-- STUDY TEXT --
--

G2 Esports and GIANTX crash out of VALORANT Champions Paris after lower bracket losses to DRX and Team Heretics. We break down the key rounds and miscues.
G2 Esports and GIANTX crash out of VALORANT Champions Paris after lower bracket losses to DRX and Team Heretics. We break down the key rounds and miscues.

VALORANT Champions Paris claimed two heavyweights in one lower-bracket swing on Saturday, as G2 Esports and GIANTX exited after bruising three-map losses that laid bare recurring faults under playoff pressure.
For G2, the defeat to DRX stings twice—first for the bracket position, second for how familiar it felt.
The three-time VALORANT Champions Tour (VCT) Americas champions opened with authority on Lotus, riding Alexander “jawgemo” Mor’s 28-kill performance en route to a 13-7 win.
Then the series tilted on Abyss, where G2’s Tejo-anchored identity initially looked vindicated.
Their post-plant utility chained nine straight rounds to flip a 1-8 hole into the lead, only for composure to crack late.
DRX halted the surge, and Song “HYUNMIN” Hyun-min’s 30 frags on Waylay powered a five-round streak to close the map, 13-10.
Bind was the gut punch: a 10-2 halftime deficit behind DRX’s airtight defense, and Cho “Flashback” Min-hyuk’s unflinching Operator finished off the series, securing a 13-7 victory.

--

-- WHAT YOU NEED TO DO --
Could you continue the VALORANT Champions Paris article above, starting right after its last sentence?

--

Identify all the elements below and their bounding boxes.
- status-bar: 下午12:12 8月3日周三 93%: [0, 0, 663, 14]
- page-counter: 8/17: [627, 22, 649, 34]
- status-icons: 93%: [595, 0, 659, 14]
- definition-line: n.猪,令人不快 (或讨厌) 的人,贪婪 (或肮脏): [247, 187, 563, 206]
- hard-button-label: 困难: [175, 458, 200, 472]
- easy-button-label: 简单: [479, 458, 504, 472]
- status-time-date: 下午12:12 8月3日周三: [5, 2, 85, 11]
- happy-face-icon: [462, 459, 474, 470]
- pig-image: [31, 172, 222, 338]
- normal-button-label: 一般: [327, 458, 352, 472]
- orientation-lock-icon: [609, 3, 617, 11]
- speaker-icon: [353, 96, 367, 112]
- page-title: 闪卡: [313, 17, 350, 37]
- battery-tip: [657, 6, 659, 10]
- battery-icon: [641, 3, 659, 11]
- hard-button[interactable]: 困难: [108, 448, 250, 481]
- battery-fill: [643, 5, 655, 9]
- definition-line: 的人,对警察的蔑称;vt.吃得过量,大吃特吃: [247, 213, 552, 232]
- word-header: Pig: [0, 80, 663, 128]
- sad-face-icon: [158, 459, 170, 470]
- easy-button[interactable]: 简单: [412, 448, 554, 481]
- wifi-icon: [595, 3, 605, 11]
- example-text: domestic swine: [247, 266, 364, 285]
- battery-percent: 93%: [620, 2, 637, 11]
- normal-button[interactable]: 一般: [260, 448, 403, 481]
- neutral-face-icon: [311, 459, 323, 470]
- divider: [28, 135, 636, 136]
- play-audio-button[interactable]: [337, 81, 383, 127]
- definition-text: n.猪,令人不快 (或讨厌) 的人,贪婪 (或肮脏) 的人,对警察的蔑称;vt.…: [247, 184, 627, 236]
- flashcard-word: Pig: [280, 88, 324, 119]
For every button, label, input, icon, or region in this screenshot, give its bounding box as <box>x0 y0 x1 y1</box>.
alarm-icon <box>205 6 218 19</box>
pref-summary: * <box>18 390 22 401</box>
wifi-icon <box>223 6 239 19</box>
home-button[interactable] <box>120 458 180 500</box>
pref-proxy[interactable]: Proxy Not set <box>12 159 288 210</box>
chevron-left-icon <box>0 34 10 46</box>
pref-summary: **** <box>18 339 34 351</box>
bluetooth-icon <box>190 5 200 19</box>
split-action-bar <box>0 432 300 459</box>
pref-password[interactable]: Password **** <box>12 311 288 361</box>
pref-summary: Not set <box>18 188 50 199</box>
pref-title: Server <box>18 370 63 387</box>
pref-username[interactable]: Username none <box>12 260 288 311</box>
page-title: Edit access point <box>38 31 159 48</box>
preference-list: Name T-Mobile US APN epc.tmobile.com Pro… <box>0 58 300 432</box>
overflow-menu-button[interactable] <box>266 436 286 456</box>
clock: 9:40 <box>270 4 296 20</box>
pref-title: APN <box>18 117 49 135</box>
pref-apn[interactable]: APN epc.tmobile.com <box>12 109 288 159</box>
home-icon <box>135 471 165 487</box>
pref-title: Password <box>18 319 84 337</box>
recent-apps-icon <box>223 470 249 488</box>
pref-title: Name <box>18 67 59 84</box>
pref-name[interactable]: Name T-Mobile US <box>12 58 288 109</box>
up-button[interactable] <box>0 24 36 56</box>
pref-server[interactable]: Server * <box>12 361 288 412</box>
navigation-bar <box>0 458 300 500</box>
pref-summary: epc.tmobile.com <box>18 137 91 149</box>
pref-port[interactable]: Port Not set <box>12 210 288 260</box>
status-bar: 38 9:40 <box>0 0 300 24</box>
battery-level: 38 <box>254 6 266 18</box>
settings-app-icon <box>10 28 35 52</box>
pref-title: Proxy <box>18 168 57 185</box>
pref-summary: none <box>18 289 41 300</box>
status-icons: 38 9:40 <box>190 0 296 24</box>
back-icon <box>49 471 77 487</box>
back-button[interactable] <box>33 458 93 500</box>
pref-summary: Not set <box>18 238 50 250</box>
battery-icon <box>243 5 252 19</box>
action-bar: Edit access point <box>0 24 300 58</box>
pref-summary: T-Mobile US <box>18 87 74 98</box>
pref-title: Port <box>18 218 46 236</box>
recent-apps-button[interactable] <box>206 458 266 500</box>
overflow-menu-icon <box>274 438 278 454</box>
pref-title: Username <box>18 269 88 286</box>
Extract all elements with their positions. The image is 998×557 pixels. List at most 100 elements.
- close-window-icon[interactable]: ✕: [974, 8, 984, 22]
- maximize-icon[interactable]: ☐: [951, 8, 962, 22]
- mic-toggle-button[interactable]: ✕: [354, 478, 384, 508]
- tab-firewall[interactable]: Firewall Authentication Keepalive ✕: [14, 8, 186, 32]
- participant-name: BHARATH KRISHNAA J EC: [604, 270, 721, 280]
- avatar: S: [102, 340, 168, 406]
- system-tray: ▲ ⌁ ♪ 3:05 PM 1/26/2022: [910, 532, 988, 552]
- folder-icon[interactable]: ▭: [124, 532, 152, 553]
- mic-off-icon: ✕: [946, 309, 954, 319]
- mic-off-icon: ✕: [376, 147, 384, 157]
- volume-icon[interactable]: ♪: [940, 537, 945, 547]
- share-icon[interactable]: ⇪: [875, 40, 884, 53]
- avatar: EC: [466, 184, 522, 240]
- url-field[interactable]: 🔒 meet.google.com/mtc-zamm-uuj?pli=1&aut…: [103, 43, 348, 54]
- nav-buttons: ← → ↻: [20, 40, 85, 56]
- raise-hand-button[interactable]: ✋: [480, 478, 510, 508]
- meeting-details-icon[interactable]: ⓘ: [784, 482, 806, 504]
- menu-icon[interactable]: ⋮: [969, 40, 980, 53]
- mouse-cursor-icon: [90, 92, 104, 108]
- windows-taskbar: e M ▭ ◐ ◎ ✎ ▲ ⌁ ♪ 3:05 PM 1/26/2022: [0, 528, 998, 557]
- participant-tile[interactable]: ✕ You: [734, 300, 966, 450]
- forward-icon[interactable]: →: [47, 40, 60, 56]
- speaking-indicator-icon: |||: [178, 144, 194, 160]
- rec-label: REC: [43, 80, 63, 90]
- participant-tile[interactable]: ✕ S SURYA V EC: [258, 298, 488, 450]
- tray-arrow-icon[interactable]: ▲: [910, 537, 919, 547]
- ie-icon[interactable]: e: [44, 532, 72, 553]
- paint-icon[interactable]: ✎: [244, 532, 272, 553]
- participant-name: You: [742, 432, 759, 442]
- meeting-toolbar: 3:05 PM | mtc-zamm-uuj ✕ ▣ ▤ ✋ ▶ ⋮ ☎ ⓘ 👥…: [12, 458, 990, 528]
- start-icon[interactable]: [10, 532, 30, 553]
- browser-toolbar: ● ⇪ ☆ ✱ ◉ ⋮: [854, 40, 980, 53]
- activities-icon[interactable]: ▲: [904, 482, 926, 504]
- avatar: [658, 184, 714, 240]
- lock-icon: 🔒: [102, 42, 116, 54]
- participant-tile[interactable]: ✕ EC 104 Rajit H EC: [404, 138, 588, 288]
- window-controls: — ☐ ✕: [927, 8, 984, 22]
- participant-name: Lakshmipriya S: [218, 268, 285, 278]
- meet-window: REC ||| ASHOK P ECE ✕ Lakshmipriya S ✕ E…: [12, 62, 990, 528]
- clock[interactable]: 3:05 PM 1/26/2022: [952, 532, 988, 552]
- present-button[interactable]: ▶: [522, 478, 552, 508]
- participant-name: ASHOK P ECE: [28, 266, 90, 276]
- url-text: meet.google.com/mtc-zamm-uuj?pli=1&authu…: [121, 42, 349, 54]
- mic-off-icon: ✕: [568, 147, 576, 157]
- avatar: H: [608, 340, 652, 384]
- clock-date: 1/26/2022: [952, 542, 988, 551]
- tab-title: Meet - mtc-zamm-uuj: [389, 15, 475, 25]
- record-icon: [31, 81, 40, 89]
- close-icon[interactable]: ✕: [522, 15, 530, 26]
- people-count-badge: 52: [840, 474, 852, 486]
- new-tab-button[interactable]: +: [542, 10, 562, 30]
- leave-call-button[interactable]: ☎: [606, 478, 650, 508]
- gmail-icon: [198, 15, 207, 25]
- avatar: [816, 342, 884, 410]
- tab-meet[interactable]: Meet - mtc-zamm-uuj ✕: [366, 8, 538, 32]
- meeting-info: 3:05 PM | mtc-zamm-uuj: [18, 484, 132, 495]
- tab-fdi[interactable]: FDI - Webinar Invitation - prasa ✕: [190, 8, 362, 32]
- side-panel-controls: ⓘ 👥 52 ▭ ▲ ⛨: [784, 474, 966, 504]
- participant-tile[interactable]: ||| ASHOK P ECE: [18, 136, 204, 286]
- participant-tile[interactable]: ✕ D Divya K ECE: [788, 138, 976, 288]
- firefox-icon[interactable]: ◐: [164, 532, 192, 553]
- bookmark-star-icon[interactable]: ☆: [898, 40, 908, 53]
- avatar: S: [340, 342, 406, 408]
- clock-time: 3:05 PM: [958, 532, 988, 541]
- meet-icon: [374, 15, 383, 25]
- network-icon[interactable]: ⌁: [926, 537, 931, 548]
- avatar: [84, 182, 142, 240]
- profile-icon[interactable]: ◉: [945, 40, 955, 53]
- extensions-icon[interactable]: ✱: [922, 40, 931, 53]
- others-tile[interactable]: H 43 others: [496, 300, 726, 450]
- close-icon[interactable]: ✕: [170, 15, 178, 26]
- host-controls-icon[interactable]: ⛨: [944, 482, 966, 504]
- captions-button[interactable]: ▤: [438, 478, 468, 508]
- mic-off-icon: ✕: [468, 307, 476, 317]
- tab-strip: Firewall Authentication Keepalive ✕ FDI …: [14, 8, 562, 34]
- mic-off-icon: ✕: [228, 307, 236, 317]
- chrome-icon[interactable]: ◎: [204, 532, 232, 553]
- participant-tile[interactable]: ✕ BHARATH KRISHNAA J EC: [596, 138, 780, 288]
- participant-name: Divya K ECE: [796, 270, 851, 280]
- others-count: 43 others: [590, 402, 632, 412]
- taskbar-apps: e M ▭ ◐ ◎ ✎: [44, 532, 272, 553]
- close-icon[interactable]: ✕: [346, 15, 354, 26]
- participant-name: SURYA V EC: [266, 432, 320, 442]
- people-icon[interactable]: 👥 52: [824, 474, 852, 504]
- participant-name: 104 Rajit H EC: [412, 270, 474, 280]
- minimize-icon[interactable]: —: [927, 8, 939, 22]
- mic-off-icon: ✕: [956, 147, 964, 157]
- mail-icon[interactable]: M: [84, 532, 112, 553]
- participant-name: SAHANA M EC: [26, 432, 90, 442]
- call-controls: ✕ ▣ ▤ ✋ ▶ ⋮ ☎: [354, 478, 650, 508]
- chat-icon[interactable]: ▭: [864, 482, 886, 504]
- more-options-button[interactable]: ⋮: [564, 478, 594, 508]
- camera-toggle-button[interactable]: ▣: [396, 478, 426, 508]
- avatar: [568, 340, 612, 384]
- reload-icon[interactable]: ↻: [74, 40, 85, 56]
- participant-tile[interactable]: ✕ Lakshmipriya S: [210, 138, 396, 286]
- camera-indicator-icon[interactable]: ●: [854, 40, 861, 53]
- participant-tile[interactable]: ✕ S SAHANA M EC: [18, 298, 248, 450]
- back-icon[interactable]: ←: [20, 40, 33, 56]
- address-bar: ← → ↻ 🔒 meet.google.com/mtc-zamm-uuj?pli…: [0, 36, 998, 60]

--

-- RESPONSE --
Across the final two maps, G2 leaked pivotal advantages—lost thriftys, stalled retakes, and a quiet day from normally reliable closers—echoing the upper-bracket collapse versus Paper Rex.
For a roster that hoisted three domestic trophies, back-to-back early exits at Champions underline a ceiling question they’d seemed to answer all year.
GIANTX’s departure was a different flavor of regret.
Swept aside 13-4 on Ascent by a surging Team Heretics—Enes “RieNs” Ecirli’s Sova clinic (23/8/4, 224 ADR) set the tone—they answered with a ruthless 13-3 on Lotus, exploiting soft spots in Heretics’ Deadlock-Chamber looks and letting Eduard-George “ara” Hanceriuc’s Raze dictate pace.
Bind became the decider and the mirror: GIANTX led 7-5, then bled chaos.
Two full-stick defuses from Ričardas “Boo” Lukaševičius flipped momentum, utility combos punished slow clears, and a desperate 2v5 fizzled.
Heretics closed 13-9; GIANTX’s year ended in the top eight—a commendable rebound from a Stage 1 slump, yet another lesson in closing volatile maps where structure frays.
Two exits, one theme: when margins thinned, both teams lost their nerve in post-plants, pistol conversions, and late-round calls.
G2 left with the bigger question marks from the two eliminated squads, as their international drought extended despite a title-caliber résumé, whereas GIANTX improved but fell short of hardened contender status.
VALORANT Champions will continue on Sunday, with Fnatic taking on Paper Rex, followed by a clash between MIBR and NRG.